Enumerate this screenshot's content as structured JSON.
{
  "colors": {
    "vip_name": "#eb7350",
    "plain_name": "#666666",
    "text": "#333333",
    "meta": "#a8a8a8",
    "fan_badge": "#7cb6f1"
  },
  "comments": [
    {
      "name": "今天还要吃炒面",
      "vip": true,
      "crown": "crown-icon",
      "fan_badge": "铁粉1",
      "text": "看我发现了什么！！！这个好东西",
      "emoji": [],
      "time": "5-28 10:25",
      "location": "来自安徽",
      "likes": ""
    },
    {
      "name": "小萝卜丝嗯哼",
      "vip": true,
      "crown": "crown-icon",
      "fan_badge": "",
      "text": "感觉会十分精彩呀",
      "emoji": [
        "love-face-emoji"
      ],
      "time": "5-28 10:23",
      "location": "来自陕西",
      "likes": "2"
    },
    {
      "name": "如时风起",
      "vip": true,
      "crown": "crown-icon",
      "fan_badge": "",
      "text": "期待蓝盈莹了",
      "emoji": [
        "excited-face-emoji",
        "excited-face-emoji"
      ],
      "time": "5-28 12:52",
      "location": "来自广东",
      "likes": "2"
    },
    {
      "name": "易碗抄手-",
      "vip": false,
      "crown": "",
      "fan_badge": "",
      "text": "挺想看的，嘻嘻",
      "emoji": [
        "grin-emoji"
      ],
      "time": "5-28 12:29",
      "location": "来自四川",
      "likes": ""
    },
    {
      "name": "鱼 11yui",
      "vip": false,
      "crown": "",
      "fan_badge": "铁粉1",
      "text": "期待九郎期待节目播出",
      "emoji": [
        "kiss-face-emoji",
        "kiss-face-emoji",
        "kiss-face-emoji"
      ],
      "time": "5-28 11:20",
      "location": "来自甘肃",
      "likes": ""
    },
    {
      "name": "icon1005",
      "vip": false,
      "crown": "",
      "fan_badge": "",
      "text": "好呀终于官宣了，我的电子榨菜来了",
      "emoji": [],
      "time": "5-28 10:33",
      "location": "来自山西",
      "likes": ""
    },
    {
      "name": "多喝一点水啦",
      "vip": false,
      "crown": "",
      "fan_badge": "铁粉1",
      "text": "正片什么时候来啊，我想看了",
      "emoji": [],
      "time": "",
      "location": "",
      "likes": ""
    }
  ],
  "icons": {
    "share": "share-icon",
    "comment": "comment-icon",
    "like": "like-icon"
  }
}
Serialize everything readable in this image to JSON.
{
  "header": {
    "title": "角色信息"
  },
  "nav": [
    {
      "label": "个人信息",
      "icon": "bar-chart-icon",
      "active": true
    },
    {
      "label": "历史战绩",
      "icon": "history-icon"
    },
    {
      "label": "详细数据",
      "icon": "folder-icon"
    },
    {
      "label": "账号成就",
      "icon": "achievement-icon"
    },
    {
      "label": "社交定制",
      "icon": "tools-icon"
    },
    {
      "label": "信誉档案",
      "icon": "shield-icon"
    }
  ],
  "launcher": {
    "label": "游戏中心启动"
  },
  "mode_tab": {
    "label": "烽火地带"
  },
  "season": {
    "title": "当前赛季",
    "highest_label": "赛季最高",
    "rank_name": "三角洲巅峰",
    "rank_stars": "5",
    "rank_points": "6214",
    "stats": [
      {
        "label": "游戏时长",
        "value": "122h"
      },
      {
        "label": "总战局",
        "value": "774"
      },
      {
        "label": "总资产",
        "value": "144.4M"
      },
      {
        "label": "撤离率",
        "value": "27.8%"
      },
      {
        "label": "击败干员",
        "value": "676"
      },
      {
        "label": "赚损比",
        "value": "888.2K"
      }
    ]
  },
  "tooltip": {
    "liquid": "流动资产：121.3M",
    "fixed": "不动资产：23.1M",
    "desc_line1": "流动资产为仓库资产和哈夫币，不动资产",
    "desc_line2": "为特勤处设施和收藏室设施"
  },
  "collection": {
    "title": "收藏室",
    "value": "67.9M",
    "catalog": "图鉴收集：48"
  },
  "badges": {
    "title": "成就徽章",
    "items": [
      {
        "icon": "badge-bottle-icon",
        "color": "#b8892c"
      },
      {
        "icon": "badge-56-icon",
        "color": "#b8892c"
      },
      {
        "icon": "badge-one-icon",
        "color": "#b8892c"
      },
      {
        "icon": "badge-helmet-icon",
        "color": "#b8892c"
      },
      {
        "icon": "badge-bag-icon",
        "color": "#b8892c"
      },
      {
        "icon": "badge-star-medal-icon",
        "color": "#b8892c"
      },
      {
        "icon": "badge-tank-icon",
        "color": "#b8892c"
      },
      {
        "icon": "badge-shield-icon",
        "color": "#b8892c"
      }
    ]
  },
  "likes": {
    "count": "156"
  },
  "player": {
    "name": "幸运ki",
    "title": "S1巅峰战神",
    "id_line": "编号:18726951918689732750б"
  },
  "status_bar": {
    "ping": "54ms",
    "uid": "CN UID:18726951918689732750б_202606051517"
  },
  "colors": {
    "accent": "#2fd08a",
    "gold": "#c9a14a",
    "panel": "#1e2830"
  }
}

◆ ◆ ◆ ◆

## Exercise details
Return every line of the preceding records in which the word "face" appears.

## Problem solution
        "love-face-emoji"
        "excited-face-emoji",
        "excited-face-emoji"
        "kiss-face-emoji",
        "kiss-face-emoji",
        "kiss-face-emoji"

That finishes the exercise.